TASK GOAL:
For the material that follows, list every line containing the word "used".

* * * * * * *

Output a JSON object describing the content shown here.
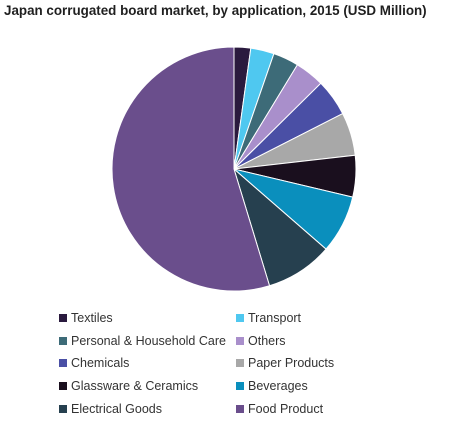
{
  "chart_data": {
    "type": "pie",
    "title": "Japan corrugated board market, by application, 2015 (USD Million)",
    "categories": [
      "Textiles",
      "Transport",
      "Personal & Household Care",
      "Others",
      "Chemicals",
      "Paper Products",
      "Glassware & Ceramics",
      "Beverages",
      "Electrical Goods",
      "Food Product"
    ],
    "values": [
      2.2,
      3.1,
      3.4,
      3.9,
      4.9,
      5.7,
      5.5,
      7.7,
      8.9,
      54.7
    ],
    "colors": [
      "#2a1a3e",
      "#4fc8f0",
      "#3d6b78",
      "#a98fcb",
      "#4a4fa5",
      "#a8a8a8",
      "#1a0f1e",
      "#0a8fbd",
      "#26404f",
      "#6a4e8c"
    ],
    "start_angle_deg": 0,
    "direction": "clockwise",
    "legend_position": "bottom"
  }
}
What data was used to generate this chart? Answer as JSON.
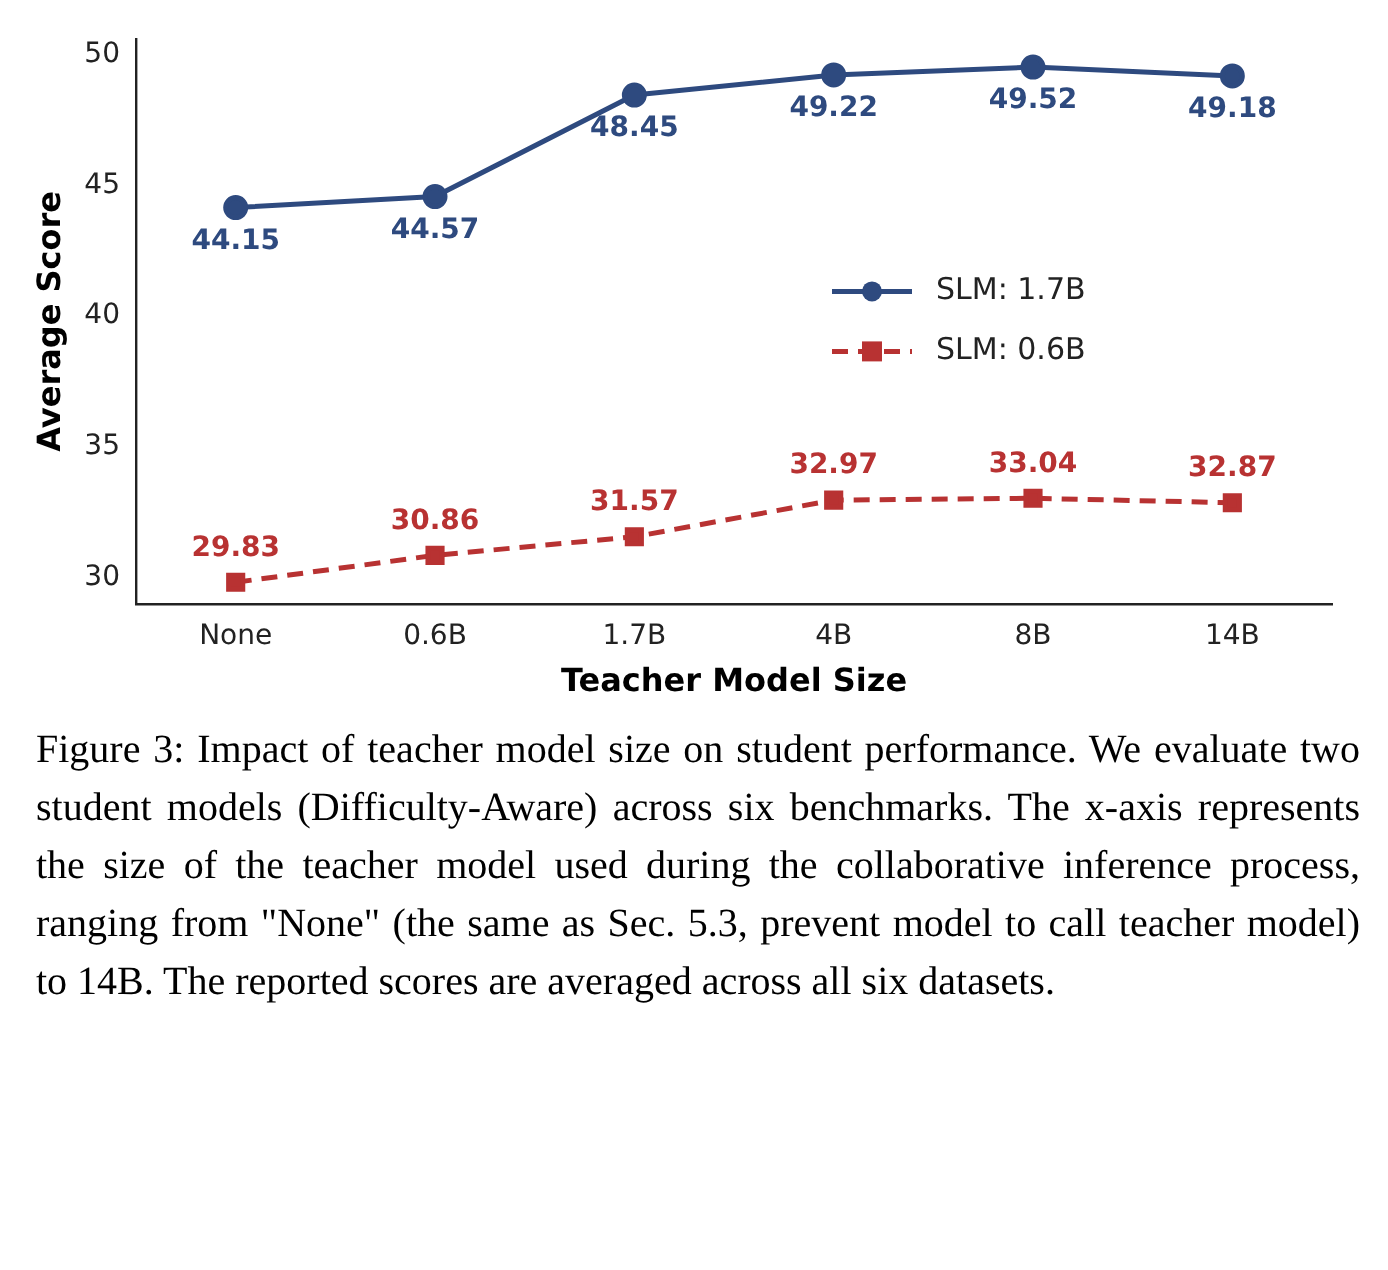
{
  "chart_data": {
    "type": "line",
    "xlabel": "Teacher Model Size",
    "ylabel": "Average Score",
    "categories": [
      "None",
      "0.6B",
      "1.7B",
      "4B",
      "8B",
      "14B"
    ],
    "series": [
      {
        "name": "SLM: 1.7B",
        "color": "#2e4a7f",
        "marker": "circle",
        "line_style": "solid",
        "values": [
          44.15,
          44.57,
          48.45,
          49.22,
          49.52,
          49.18
        ]
      },
      {
        "name": "SLM: 0.6B",
        "color": "#b83232",
        "marker": "square",
        "line_style": "dashed",
        "values": [
          29.83,
          30.86,
          31.57,
          32.97,
          33.04,
          32.87
        ]
      }
    ],
    "ylim": [
      29,
      50.6
    ],
    "yticks": [
      30,
      35,
      40,
      45,
      50
    ],
    "grid": false,
    "legend": "center right",
    "data_labels": true,
    "annotations": [
      "Figure 3: Impact of teacher model size on student performance. We evaluate two student models (Difficulty-Aware) across six benchmarks. The x-axis represents the size of the teacher model used during the collaborative inference process, ranging from \"None\" (the same as Sec. 5.3, prevent model to call teacher model) to 14B. The reported scores are averaged across all six datasets."
    ]
  }
}
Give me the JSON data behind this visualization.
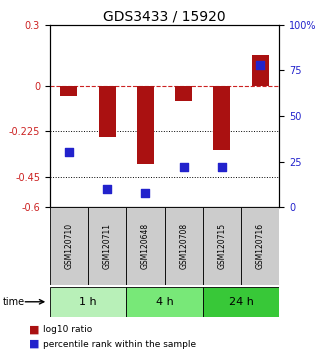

* * * * * * *

SOLUTION TO THIS TASK:
What data was used to generate this chart? Answer as JSON.
      "Figure 3: Impact of teacher model size on student performance. We evaluate two student models (Difficulty-Aware) across six benchmarks. The x-axis represents the size of the teacher model used during the collaborative inference process, ranging from \"None\" (the same as Sec. 5.3, prevent model to call teacher model) to 14B. The reported scores are averaged across all six datasets."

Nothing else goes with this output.